◆ Exercise aim
Omit every picture and return the rest of the data unaltered.

= = = = = = =

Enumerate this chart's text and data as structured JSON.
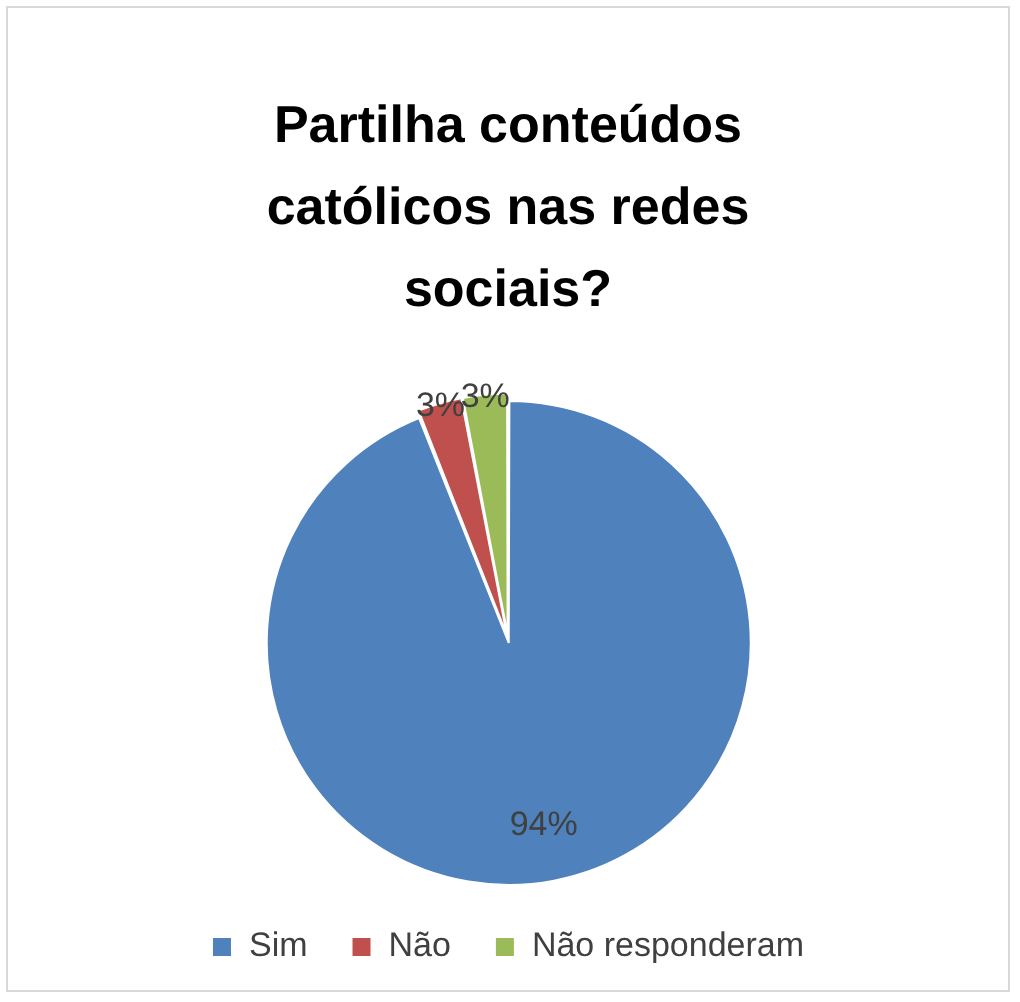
{
  "chart_data": {
    "type": "pie",
    "title": "Partilha conteúdos católicos nas redes sociais?",
    "categories": [
      "Sim",
      "Não",
      "Não responderam"
    ],
    "values": [
      94,
      3,
      3
    ],
    "colors": [
      "#4f81bd",
      "#c0504d",
      "#9bbb59"
    ],
    "value_labels": [
      "94%",
      "3%",
      "3%"
    ],
    "legend": "bottom"
  }
}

= = = = = = =

◆ Solution
Enumerate this chart's text and data as structured JSON.
{
  "chart_data": {
    "type": "pie",
    "title": "Partilha conteúdos católicos nas redes sociais?",
    "categories": [
      "Sim",
      "Não",
      "Não responderam"
    ],
    "values": [
      94,
      3,
      3
    ],
    "colors": [
      "#4f81bd",
      "#c0504d",
      "#9bbb59"
    ],
    "value_labels": [
      "94%",
      "3%",
      "3%"
    ],
    "legend": "bottom"
  }
}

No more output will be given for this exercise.